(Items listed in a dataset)
^^^^^^^^^^^^^^^^

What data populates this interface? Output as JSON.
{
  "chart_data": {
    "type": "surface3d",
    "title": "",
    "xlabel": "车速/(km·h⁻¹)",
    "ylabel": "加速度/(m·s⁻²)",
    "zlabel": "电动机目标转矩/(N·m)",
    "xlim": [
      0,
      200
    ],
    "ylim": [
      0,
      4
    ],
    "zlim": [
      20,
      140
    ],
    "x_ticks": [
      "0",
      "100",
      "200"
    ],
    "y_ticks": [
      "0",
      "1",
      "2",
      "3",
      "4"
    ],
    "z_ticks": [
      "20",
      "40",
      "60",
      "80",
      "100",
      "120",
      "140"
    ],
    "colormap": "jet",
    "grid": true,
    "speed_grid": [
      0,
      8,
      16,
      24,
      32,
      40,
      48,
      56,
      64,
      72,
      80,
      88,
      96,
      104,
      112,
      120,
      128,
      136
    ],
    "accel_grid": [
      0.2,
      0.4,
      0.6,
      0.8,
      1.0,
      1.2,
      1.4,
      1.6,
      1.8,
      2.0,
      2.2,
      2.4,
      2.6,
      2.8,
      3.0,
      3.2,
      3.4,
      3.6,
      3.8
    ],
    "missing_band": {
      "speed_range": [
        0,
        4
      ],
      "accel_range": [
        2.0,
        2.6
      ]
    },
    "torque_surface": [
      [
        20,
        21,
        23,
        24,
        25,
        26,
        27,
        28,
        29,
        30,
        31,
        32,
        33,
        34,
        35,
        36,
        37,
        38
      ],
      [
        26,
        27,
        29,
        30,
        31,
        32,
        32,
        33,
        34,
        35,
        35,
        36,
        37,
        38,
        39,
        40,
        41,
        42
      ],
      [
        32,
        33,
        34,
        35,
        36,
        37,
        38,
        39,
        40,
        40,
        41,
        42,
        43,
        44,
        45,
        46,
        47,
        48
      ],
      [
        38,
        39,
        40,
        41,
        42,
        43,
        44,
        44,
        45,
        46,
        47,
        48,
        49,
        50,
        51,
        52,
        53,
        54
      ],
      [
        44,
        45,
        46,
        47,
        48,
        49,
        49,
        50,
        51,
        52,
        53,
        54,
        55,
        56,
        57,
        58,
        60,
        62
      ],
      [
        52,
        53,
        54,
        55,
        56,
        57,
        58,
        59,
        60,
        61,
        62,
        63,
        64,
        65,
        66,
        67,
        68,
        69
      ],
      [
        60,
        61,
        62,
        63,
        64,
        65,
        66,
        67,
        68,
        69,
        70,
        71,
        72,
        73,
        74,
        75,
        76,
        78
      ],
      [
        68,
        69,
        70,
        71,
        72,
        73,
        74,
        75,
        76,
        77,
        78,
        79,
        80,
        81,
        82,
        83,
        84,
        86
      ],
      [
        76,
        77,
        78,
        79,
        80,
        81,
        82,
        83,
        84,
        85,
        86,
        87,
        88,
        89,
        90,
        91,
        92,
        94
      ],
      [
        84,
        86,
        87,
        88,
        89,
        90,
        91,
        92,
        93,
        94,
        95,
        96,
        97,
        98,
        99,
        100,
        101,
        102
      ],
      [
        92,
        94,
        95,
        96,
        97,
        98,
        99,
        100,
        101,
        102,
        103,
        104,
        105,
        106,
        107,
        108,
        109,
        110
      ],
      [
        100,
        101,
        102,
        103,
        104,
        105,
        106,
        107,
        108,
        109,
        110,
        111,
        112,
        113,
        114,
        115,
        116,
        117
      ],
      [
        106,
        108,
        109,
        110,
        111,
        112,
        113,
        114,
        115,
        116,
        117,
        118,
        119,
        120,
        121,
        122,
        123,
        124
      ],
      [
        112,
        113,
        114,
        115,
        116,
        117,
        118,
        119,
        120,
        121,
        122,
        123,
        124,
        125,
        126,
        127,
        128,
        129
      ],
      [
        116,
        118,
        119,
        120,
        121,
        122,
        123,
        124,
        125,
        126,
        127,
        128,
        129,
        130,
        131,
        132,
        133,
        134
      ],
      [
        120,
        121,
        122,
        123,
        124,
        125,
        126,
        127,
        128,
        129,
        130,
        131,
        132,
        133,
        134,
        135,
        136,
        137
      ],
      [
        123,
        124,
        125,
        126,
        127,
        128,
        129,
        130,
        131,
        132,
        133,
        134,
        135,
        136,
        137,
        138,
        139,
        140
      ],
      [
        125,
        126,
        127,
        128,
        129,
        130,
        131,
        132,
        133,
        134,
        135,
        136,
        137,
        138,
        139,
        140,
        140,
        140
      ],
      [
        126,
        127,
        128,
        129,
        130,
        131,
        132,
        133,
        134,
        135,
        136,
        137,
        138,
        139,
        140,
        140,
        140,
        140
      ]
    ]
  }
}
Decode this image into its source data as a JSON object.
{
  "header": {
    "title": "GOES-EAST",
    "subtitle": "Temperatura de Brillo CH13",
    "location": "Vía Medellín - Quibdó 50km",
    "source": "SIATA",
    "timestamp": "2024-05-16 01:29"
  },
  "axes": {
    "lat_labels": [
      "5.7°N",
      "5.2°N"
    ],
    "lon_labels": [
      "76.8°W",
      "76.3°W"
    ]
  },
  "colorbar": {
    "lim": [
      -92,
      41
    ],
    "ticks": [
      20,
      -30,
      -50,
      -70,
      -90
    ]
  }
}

^^^^^^^^^^^^^^^^

* [TASK TO CARRY OUT] Pick out each line containing "source" and report it.

* [THE OUTPUT]
Decode this image into its source data as a JSON object.
    "source": "SIATA",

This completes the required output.